**Problem**
Omit all pictures and give the records below again exactly as written.
☆ ☆ ☆ ☆
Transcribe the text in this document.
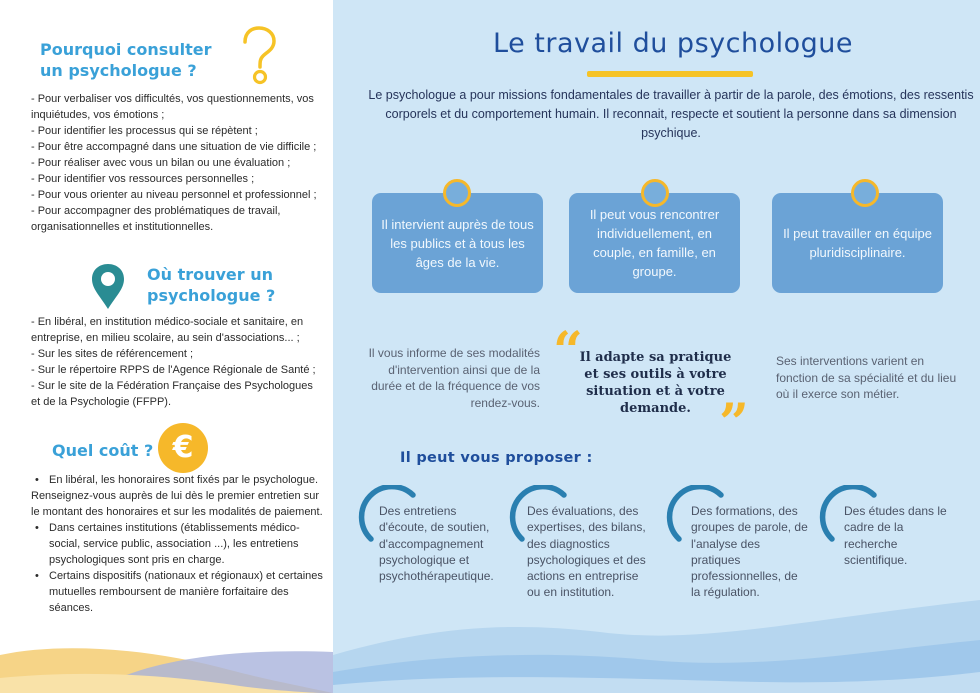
Pourquoi consulter un psychologue ?

- Pour verbaliser vos difficultés, vos questionnements, vos inquiétudes, vos émotions ;

- Pour identifier les processus qui se répètent ;

- Pour être accompagné dans une situation de vie difficile ;

- Pour réaliser avec vous un bilan ou une évaluation ;

- Pour identifier vos ressources personnelles ;

- Pour vous orienter au niveau personnel et professionnel ;

- Pour accompagner des problématiques de travail, organisationnelles et institutionnelles.

Où trouver un psychologue ?

- En libéral, en institution médico-sociale et sanitaire, en entreprise, en milieu scolaire, au sein d'associations... ;

- Sur les sites de référencement ;

- Sur le répertoire RPPS de l'Agence Régionale de Santé ;

- Sur le site de la Fédération Française des Psychologues et de la Psychologie (FFPP).

Quel coût ? €
• En libéral, les honoraires sont fixés par le psychologue.

Renseignez-vous auprès de lui dès le premier entretien sur le montant des honoraires et sur les modalités de paiement.

• Dans certaines institutions (établissements médico-social, service public, association ...), les entretiens psychologiques sont pris en charge.
• Certains dispositifs (nationaux et régionaux) et certaines mutuelles remboursent de manière forfaitaire des séances.
Le travail du psychologue
Le psychologue a pour missions fondamentales de travailler à partir de la parole, des émotions, des ressentis corporels et du comportement humain. Il reconnait, respecte et soutient la personne dans sa dimension psychique.
Il intervient auprès de tous les publics et à tous les âges de la vie.
Il peut vous rencontrer individuellement, en couple, en famille, en groupe.
Il peut travailler en équipe pluridisciplinaire.
Il vous informe de ses modalités d'intervention ainsi que de la durée et de la fréquence de vos rendez-vous.
“
Il adapte sa pratique et ses outils à votre situation et à votre demande. ”
Ses interventions varient en fonction de sa spécialité et du lieu où il exerce son métier.
Il peut vous proposer :
Des entretiens d'écoute, de soutien, d'accompagnement psychologique et psychothérapeutique.
Des évaluations, des expertises, des bilans, des diagnostics psychologiques et des actions en entreprise ou en institution.
Des formations, des groupes de parole, de l'analyse des pratiques professionnelles, de la régulation.
Des études dans le cadre de la recherche scientifique.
☆ ☆ ☆ ☆
**Written answer**
Transcribe the text in this document.
Pourquoi consulter un psychologue ?

- Pour verbaliser vos difficultés, vos questionnements, vos inquiétudes, vos émotions ;

- Pour identifier les processus qui se répètent ;

- Pour être accompagné dans une situation de vie difficile ;

- Pour réaliser avec vous un bilan ou une évaluation ;

- Pour identifier vos ressources personnelles ;

- Pour vous orienter au niveau personnel et professionnel ;

- Pour accompagner des problématiques de travail, organisationnelles et institutionnelles.

Où trouver un psychologue ?

- En libéral, en institution médico-sociale et sanitaire, en entreprise, en milieu scolaire, au sein d'associations... ;

- Sur les sites de référencement ;

- Sur le répertoire RPPS de l'Agence Régionale de Santé ;

- Sur le site de la Fédération Française des Psychologues et de la Psychologie (FFPP).

Quel coût ? €
• En libéral, les honoraires sont fixés par le psychologue.

Renseignez-vous auprès de lui dès le premier entretien sur le montant des honoraires et sur les modalités de paiement.

• Dans certaines institutions (établissements médico-social, service public, association ...), les entretiens psychologiques sont pris en charge.
• Certains dispositifs (nationaux et régionaux) et certaines mutuelles remboursent de manière forfaitaire des séances.
Le travail du psychologue
Le psychologue a pour missions fondamentales de travailler à partir de la parole, des émotions, des ressentis corporels et du comportement humain. Il reconnait, respecte et soutient la personne dans sa dimension psychique.
Il intervient auprès de tous les publics et à tous les âges de la vie.
Il peut vous rencontrer individuellement, en couple, en famille, en groupe.
Il peut travailler en équipe pluridisciplinaire.
Il vous informe de ses modalités d'intervention ainsi que de la durée et de la fréquence de vos rendez-vous.
“
Il adapte sa pratique et ses outils à votre situation et à votre demande. ”
Ses interventions varient en fonction de sa spécialité et du lieu où il exerce son métier.
Il peut vous proposer :
Des entretiens d'écoute, de soutien, d'accompagnement psychologique et psychothérapeutique.
Des évaluations, des expertises, des bilans, des diagnostics psychologiques et des actions en entreprise ou en institution.
Des formations, des groupes de parole, de l'analyse des pratiques professionnelles, de la régulation.
Des études dans le cadre de la recherche scientifique.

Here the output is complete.